Among the entries below, find the lines with "that" and copy them.
## Start Input material
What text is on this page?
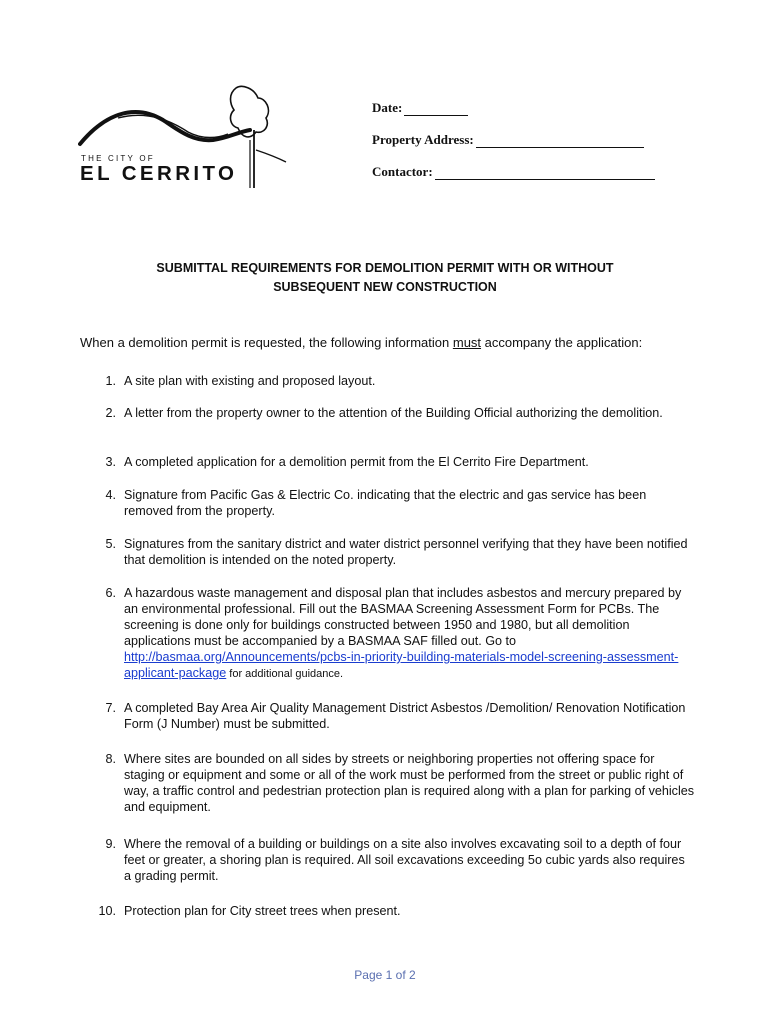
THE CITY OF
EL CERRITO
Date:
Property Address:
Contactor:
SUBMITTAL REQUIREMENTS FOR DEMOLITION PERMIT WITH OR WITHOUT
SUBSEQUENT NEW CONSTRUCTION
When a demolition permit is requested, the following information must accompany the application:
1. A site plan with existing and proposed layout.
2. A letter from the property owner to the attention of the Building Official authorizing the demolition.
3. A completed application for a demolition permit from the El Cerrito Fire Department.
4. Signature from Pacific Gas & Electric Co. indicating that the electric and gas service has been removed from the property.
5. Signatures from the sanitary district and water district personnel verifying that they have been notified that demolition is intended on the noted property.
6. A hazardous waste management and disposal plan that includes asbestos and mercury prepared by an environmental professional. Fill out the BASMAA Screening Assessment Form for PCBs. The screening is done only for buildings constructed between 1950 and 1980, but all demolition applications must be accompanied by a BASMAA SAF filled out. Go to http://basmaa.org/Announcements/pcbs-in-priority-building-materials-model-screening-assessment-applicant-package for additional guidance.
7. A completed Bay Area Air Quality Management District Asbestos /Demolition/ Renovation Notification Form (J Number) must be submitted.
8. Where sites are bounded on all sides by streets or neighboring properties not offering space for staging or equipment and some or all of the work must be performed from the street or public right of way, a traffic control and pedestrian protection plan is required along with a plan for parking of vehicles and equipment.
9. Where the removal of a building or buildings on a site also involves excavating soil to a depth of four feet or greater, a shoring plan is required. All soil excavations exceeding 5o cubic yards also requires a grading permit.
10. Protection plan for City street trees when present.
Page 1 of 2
## End Input material
## Start Input material
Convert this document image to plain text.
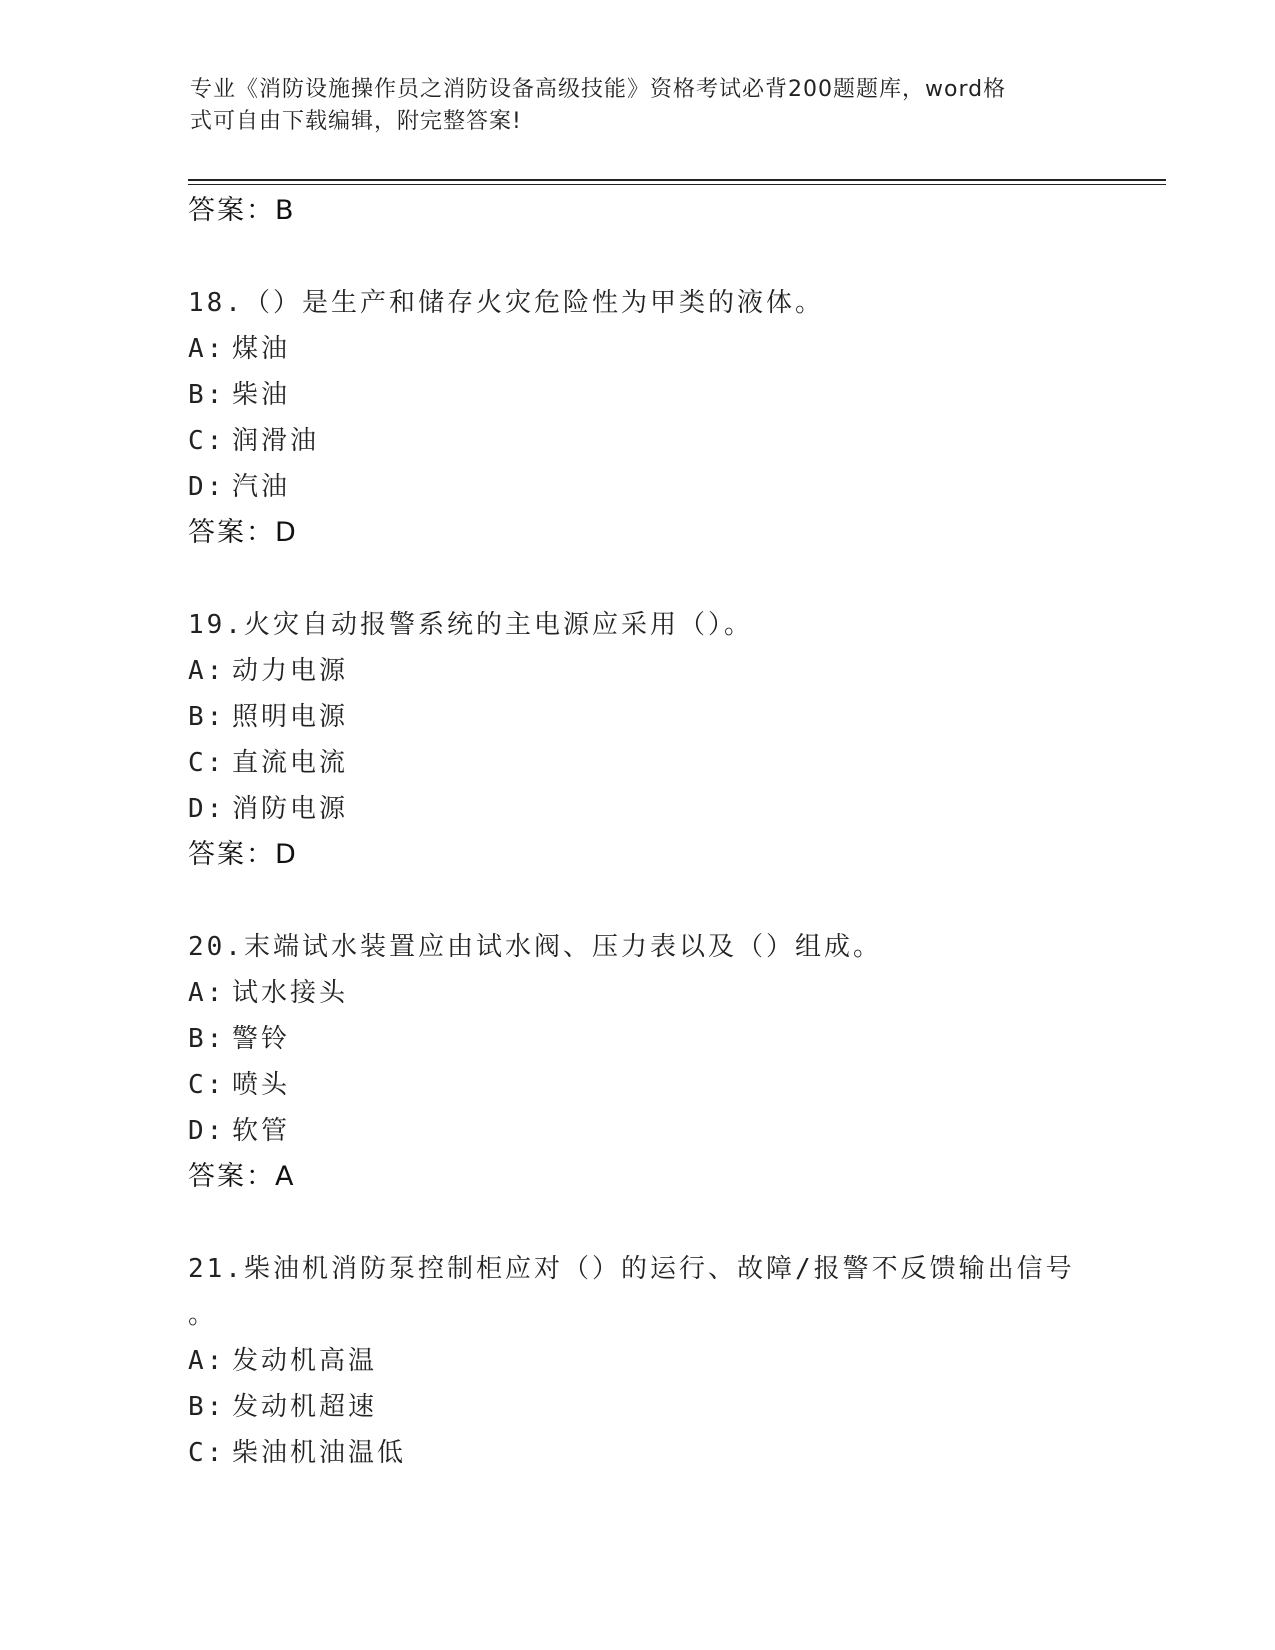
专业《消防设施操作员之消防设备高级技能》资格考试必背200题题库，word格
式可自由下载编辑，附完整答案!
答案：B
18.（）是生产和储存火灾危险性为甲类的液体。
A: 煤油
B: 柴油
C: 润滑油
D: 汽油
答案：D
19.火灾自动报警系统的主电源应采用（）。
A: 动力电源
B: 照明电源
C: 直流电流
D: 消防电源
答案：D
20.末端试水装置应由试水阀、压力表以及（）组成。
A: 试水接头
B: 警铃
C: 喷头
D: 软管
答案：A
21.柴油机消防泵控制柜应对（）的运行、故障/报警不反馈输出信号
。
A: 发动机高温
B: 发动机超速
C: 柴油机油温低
## End Input material
### Worked solution:
4. Signature from Pacific Gas & Electric Co. indicating that the electric and gas service has been removed from the property.
5. Signatures from the sanitary district and water district personnel verifying that they have been notified that demolition is intended on the noted property.
6. A hazardous waste management and disposal plan that includes asbestos and mercury prepared by an environmental professional. Fill out the BASMAA Screening Assessment Form for PCBs. The screening is done only for buildings constructed between 1950 and 1980, but all demolition applications must be accompanied by a BASMAA SAF filled out. Go to http://basmaa.org/Announcements/pcbs-in-priority-building-materials-model-screening-assessment-applicant-package for additional guidance.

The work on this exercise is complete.